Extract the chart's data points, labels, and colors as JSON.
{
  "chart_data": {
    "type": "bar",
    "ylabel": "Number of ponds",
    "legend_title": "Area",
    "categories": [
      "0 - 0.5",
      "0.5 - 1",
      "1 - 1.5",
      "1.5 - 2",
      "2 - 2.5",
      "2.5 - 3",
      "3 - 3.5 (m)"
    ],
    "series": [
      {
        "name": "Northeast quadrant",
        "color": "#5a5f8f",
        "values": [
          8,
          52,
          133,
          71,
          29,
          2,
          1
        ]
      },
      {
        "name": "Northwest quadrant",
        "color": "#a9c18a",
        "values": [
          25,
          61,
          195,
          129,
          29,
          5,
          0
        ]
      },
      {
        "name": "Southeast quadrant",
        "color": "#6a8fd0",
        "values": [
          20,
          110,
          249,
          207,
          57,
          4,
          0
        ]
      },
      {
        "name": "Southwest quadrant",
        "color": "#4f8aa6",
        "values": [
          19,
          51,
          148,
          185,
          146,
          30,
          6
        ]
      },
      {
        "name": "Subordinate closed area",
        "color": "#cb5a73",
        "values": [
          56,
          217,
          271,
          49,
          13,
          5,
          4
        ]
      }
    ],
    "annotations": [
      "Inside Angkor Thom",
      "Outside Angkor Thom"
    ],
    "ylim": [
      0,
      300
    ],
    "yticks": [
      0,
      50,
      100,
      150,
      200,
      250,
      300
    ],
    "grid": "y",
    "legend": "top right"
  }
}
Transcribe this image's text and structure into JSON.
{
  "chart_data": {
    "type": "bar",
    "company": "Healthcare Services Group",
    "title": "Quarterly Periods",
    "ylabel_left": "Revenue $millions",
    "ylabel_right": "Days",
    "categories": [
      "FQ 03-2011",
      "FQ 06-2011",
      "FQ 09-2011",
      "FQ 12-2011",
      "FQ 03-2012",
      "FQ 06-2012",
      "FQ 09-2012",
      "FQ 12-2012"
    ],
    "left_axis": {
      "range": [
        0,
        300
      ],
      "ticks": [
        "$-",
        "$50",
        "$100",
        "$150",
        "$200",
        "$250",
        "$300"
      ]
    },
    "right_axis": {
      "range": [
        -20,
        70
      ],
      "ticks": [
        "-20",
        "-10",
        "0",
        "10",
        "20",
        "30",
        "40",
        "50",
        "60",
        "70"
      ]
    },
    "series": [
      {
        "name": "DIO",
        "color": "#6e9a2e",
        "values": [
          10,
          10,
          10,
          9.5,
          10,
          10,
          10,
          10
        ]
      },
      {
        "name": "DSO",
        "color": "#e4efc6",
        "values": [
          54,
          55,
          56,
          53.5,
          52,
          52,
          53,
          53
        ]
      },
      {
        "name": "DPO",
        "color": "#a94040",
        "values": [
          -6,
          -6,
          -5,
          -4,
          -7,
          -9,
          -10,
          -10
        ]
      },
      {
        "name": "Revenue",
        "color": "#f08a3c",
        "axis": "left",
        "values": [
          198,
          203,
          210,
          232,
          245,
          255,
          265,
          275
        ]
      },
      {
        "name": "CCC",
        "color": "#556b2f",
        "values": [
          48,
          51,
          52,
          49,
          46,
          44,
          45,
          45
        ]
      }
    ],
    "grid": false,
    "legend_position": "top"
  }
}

——————————

WHAT IS EXPECTED
List the lines of the entries that include "name".

RESPONSE TO THIS TASK
        "name": "Northeast quadrant",
        "name": "Northwest quadrant",
        "name": "Southeast quadrant",
        "name": "Southwest quadrant",
        "name": "Subordinate closed area",
        "name": "DIO",
        "name": "DSO",
        "name": "DPO",
        "name": "Revenue",
        "name": "CCC",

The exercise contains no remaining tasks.